**TASK DIRECTIONS**
Draw out every line with the word "교중미사" from the listing below.

** Begin RECORDED INFORMATION **

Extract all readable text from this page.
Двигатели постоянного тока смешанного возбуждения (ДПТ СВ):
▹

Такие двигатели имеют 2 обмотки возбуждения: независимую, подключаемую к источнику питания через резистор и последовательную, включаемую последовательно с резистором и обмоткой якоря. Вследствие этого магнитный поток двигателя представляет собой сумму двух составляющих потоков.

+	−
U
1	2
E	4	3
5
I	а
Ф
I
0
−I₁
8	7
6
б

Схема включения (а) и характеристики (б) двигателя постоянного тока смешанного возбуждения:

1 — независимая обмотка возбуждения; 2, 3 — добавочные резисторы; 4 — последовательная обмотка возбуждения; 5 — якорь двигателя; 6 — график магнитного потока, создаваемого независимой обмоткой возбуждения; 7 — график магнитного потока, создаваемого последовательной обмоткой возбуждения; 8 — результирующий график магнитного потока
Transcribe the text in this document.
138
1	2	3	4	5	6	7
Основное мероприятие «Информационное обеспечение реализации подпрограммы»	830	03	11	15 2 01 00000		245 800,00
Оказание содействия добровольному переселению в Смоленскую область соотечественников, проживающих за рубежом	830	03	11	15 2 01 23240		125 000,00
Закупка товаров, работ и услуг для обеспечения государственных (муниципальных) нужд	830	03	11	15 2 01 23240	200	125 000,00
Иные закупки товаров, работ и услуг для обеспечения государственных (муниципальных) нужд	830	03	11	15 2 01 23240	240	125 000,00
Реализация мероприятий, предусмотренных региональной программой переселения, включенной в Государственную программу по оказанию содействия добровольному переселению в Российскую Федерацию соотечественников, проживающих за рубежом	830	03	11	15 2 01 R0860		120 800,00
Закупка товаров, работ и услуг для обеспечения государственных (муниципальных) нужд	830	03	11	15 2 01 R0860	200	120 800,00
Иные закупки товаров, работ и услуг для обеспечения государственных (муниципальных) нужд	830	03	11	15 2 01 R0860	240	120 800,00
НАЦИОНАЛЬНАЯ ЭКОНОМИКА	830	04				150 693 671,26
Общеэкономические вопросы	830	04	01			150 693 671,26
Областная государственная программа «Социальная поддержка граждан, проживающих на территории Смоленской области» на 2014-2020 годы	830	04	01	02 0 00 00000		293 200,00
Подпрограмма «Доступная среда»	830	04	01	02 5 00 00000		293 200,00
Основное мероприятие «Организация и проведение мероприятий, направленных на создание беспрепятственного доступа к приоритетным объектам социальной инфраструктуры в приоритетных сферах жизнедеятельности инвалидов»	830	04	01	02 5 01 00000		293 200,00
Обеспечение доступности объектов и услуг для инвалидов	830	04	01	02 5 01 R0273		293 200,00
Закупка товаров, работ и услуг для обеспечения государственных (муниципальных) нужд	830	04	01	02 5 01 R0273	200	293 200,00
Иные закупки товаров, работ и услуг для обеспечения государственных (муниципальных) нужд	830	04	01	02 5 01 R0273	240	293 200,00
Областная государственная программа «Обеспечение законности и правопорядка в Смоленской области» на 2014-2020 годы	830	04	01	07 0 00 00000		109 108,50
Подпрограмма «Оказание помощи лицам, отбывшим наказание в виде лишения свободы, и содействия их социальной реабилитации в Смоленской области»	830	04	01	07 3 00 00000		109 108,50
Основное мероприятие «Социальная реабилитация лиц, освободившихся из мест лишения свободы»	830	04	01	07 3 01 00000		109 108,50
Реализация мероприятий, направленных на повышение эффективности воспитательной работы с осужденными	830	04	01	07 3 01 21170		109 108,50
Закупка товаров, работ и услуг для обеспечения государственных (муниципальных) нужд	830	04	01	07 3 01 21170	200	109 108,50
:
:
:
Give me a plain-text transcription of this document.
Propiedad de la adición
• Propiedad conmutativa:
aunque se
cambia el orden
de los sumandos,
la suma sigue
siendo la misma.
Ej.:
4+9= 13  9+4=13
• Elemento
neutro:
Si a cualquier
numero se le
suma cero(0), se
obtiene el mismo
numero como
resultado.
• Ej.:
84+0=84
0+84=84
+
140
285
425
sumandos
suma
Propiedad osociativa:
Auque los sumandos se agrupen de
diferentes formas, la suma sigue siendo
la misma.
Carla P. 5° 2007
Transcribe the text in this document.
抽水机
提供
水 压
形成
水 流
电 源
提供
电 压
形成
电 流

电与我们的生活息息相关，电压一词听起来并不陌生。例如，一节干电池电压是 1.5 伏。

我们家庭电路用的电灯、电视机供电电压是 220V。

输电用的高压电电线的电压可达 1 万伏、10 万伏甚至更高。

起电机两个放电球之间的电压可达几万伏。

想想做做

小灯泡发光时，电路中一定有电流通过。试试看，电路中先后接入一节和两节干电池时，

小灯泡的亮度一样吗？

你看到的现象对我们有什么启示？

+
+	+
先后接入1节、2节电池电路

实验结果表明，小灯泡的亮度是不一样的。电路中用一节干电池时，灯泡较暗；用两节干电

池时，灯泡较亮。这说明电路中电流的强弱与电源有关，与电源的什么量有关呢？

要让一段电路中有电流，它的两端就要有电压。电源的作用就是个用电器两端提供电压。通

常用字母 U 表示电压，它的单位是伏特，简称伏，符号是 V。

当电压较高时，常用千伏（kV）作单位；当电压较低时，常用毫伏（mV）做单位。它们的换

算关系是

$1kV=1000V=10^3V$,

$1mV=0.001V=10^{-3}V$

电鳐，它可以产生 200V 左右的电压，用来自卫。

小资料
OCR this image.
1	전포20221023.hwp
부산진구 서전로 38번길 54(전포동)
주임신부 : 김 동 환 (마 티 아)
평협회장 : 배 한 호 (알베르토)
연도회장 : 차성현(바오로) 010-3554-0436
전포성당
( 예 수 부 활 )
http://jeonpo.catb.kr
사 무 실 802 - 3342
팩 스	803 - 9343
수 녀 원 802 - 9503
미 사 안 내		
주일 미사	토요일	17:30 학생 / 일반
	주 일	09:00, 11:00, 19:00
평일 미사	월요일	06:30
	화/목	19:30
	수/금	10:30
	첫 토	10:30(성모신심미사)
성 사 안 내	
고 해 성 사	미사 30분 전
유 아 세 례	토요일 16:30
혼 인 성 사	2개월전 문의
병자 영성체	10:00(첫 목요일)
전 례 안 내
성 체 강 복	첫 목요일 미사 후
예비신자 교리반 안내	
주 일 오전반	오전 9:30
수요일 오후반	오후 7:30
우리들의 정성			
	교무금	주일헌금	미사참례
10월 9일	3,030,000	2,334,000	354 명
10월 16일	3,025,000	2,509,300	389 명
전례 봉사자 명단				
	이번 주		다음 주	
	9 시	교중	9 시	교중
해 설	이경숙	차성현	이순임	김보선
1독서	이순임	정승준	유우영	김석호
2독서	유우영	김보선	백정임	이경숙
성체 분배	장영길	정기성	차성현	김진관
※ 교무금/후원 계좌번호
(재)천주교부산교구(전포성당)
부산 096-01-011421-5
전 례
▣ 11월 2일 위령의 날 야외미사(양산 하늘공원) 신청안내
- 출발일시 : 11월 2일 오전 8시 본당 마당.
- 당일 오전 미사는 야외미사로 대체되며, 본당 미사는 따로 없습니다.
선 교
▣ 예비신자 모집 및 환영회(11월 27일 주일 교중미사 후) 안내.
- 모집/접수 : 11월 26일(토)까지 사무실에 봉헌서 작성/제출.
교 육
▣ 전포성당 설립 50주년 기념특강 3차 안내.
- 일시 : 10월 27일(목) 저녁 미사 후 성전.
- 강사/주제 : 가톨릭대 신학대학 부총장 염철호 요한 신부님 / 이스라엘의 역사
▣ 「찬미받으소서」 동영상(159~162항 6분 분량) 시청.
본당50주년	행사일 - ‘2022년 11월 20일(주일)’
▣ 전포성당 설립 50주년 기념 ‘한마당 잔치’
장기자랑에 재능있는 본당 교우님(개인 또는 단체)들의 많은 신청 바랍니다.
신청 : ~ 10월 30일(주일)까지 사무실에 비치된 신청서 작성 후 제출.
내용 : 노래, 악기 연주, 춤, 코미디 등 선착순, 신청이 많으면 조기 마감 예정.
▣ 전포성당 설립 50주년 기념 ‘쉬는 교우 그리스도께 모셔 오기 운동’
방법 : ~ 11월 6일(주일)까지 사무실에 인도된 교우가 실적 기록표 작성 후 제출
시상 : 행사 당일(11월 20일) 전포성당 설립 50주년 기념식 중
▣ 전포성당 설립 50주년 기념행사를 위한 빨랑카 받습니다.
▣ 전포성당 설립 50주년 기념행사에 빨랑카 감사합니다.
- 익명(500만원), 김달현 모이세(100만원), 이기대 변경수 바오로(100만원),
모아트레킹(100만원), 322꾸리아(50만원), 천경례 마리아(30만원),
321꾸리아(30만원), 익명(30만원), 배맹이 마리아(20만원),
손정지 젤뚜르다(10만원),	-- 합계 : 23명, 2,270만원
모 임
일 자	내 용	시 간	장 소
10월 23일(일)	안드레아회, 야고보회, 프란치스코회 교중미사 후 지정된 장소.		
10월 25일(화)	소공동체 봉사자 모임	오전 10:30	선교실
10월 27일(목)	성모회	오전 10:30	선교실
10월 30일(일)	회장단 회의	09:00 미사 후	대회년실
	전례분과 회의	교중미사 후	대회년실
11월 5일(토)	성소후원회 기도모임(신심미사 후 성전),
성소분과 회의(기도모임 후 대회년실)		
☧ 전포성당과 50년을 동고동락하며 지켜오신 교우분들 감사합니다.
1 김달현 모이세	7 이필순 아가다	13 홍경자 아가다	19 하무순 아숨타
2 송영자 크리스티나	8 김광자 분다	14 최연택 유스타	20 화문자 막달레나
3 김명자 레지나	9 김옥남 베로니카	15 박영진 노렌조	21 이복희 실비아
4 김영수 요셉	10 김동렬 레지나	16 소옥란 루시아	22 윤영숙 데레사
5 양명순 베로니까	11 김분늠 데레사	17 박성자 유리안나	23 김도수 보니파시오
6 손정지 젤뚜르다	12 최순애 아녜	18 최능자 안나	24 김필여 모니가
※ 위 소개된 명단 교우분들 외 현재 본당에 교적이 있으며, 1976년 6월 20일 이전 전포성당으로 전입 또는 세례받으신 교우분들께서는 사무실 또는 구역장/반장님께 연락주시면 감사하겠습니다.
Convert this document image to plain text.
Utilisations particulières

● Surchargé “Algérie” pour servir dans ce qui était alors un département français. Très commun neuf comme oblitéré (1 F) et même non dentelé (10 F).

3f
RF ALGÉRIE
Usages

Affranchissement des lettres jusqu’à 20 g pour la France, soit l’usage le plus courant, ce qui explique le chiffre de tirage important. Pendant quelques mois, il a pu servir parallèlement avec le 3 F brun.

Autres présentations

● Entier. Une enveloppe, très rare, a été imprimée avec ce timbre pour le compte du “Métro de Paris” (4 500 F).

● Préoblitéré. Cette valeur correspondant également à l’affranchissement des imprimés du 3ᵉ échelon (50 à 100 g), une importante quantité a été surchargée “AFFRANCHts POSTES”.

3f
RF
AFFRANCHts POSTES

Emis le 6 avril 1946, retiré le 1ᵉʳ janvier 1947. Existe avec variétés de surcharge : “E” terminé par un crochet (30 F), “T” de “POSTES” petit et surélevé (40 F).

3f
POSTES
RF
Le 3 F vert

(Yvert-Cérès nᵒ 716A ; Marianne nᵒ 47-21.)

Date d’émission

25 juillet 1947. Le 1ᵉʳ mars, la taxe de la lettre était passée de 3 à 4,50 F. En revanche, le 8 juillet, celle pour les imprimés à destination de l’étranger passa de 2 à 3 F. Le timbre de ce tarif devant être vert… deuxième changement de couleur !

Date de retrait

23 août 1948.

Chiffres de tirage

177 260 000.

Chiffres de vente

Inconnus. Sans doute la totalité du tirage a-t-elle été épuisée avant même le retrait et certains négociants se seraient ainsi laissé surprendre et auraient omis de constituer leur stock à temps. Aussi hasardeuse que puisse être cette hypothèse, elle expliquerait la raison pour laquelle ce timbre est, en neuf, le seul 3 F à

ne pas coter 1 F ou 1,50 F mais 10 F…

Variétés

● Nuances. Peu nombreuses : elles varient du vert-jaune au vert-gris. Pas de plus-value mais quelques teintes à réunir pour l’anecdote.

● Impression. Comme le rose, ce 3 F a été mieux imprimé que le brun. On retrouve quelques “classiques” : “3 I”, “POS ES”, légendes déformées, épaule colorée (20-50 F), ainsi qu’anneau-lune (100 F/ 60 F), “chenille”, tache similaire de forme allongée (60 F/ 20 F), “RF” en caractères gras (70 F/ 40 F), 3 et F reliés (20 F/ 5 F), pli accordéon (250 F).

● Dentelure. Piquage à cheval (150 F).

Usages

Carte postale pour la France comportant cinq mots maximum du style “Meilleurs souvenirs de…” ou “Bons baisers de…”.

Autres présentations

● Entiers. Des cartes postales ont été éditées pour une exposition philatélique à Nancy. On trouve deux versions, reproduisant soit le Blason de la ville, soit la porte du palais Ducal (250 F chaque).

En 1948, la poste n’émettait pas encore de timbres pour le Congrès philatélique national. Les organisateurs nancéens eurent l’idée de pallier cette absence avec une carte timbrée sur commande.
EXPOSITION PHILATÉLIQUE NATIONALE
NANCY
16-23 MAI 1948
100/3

** End RECORDED INFORMATION **

**RESULT BELOW**
▣ 예비신자 모집 및 환영회(11월 27일 주일 교중미사 후) 안내.
10월 23일(일)	안드레아회, 야고보회, 프란치스코회 교중미사 후 지정된 장소.		
	전례분과 회의	교중미사 후	대회년실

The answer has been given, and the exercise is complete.